EXTRACTED TEXT:
# No spark!



## madmax240 (Apr 1, 2007)

I have recently purchased a 1989 240sx hatchback with a sohc ka24. I knew the engine didn't run when I bought it, but I decided (for grins) to see if I can get it running. Planning on an engine swap in the future so I'm not real set on making sure the engine is running. . . Anyway back on the subject shall we? I know the engine has fuel, I have not done compression or leak down tests yet, but I do know that there is no spark present. I suspect the coil to be at fault. The engine has 191,000 miles on it, I have the papers to show that it recently passed emissions right before previous owner decided to do a "tune-up"(Thats all the explanation I got) and the car never ran again. I'm new to Nissan altogether. Any help in reviving the dinosaur would be highly appreciated!!! Thanks.


----------



## rogoman (Dec 16, 2004)

Welcome to the forum. I would say the previous owner, in his infinite wisdom, probably left something unplugged. Check to see if there is spark at the coil; if not, check for 12v at the power lead into the coil. Also insure that the power transistor and the resistor/condenser are plugged in.


----------



## madmax240 (Apr 1, 2007)

DIRECTION 1:
Can you return, character for character, the records from their first line through the line that contains "- header-associativity: Associativity: [320, 1, 431, 21]", with both ends included?
The forum thread and the records come from different sources.

PROVIDED RECORDS:
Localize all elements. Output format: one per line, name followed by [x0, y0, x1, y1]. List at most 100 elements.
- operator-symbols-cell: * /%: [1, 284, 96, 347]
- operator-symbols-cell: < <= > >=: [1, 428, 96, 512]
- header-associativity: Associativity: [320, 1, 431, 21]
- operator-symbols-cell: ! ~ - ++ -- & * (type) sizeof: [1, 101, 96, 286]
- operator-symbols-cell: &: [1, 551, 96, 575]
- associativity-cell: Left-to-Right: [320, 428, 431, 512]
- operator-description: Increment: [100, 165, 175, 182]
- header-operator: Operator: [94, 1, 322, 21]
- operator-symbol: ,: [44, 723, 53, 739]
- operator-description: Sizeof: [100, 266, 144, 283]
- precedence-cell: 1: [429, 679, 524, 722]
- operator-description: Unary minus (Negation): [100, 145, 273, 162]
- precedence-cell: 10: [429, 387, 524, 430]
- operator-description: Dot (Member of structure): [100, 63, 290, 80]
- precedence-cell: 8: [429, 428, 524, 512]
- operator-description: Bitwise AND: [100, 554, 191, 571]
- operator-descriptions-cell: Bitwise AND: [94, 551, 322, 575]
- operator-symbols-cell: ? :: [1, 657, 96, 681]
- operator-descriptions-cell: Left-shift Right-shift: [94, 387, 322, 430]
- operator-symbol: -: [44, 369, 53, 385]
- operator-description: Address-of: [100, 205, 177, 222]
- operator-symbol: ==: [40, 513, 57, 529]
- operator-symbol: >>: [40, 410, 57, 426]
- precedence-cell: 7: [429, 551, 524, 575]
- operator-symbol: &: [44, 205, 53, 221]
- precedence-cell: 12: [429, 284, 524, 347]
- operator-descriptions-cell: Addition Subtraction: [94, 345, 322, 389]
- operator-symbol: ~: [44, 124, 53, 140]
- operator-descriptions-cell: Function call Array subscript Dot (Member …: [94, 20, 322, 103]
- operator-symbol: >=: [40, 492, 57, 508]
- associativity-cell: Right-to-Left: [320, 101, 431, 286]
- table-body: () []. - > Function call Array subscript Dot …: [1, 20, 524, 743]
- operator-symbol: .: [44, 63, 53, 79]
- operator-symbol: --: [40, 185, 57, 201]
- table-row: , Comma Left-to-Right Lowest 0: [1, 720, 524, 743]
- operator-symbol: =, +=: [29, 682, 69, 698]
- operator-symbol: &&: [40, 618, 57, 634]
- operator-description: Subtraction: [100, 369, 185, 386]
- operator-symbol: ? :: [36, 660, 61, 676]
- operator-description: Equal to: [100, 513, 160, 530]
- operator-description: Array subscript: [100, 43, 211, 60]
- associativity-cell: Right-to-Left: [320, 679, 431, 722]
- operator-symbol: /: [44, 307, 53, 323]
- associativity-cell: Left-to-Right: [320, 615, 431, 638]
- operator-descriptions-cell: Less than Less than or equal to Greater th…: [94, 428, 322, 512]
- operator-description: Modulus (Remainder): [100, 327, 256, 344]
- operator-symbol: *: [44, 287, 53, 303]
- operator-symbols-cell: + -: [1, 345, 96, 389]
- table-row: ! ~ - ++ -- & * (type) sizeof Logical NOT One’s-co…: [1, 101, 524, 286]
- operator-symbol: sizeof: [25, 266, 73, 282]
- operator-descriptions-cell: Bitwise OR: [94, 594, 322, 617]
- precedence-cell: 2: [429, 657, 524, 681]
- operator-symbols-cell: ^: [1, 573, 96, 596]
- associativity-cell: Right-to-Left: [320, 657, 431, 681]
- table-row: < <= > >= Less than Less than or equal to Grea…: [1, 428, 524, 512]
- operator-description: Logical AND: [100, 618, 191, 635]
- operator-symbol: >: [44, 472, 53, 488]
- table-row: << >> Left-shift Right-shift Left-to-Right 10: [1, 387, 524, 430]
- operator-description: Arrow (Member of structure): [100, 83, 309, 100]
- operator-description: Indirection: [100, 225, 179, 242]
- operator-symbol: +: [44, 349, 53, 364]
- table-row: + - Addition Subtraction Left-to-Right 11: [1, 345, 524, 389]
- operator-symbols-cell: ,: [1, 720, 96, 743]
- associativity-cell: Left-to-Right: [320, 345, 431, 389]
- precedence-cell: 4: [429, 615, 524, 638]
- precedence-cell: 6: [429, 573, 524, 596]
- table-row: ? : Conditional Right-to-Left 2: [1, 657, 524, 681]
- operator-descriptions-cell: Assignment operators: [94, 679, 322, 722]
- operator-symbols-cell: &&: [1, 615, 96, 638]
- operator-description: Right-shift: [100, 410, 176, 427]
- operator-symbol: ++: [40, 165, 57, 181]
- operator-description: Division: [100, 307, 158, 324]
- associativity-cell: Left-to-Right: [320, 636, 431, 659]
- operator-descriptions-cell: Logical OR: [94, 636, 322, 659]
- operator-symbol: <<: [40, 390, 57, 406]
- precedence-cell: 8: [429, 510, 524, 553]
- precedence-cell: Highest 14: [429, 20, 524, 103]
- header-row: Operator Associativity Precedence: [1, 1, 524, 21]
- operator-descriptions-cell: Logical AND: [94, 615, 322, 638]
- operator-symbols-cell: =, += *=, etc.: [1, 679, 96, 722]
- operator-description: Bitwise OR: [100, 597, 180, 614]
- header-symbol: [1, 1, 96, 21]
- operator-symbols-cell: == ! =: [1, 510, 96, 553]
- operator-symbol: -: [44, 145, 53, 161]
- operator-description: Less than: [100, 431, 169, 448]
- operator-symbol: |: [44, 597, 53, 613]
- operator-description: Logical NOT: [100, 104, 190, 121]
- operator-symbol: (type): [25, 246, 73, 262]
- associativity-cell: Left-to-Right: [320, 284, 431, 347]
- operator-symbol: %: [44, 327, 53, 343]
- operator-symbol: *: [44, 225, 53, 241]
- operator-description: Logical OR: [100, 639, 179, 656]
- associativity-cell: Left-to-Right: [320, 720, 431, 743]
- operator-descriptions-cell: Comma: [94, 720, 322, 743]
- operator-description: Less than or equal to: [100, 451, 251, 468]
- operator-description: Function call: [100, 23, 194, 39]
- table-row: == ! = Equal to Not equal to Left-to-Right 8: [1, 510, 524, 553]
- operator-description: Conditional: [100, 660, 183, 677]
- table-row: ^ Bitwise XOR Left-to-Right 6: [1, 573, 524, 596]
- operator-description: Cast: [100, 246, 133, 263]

DIRECTION 2:
Can you give the part of the forum thread that opens with the words containing "## rogoman (Dec" and closes with "are plugged in." again, putting "ignition coil" wherever "coil" appears?

TASK SOLUTION 1:
Localize all elements. Output format: one per line, name followed by [x0, y0, x1, y1]. List at most 100 elements.
- operator-symbols-cell: * /%: [1, 284, 96, 347]
- operator-symbols-cell: < <= > >=: [1, 428, 96, 512]
- header-associativity: Associativity: [320, 1, 431, 21]

TASK SOLUTION 2:
## rogoman (Dec 16, 2004)

Welcome to the forum. I would say the previous owner, in his infinite wisdom, probably left something unplugged. Check to see if there is spark at the ignition coil; if not, check for 12v at the power lead into the ignition coil. Also insure that the power transistor and the resistor/condenser are plugged in.